Work to be completed: Extract all lines that hold "America" from the records below.

Collection entries
- - -
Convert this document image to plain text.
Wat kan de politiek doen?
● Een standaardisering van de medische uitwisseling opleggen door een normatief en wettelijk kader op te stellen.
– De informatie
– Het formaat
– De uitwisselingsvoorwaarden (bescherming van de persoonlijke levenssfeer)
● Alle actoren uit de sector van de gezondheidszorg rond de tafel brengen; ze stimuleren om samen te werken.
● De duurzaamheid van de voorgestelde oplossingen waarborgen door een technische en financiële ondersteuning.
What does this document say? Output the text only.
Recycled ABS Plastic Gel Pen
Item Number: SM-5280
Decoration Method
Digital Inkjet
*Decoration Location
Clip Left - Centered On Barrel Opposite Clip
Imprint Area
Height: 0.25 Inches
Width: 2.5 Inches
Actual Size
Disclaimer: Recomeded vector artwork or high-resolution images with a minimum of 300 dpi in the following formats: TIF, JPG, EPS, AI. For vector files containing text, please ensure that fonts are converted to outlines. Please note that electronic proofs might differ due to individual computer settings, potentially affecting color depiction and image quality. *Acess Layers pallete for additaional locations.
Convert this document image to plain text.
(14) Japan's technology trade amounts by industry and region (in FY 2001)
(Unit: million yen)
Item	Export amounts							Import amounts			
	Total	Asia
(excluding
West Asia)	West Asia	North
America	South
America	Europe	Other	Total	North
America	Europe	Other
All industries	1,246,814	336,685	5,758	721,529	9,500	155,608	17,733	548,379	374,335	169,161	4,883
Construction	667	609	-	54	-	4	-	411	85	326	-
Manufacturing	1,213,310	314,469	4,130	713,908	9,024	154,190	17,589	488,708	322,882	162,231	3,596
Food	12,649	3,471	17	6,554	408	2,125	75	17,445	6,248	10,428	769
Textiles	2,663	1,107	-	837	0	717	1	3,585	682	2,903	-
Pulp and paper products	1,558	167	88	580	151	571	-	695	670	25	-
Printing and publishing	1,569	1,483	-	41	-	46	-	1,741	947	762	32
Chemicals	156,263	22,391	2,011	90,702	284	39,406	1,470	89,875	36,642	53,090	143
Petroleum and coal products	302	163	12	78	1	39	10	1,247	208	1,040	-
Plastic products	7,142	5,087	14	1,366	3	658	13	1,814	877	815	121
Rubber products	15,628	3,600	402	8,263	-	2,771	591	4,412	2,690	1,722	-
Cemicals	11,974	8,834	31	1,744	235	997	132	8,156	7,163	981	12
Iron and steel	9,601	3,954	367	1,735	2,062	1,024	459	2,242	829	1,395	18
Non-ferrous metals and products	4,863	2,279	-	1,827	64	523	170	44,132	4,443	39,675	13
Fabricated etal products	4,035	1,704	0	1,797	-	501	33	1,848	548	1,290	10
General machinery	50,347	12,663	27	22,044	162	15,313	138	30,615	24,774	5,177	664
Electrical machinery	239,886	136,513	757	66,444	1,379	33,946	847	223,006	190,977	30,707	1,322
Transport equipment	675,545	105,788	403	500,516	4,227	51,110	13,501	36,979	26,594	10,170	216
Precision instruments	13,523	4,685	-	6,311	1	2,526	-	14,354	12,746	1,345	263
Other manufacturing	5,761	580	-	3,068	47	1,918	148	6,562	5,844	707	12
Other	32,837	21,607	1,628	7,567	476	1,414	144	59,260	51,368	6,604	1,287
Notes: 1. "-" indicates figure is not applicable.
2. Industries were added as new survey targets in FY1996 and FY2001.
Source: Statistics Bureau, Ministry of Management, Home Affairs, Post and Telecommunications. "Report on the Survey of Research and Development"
- - -
Written response:
America	South
America	Europe	Other	Total	North
America	Europe	Other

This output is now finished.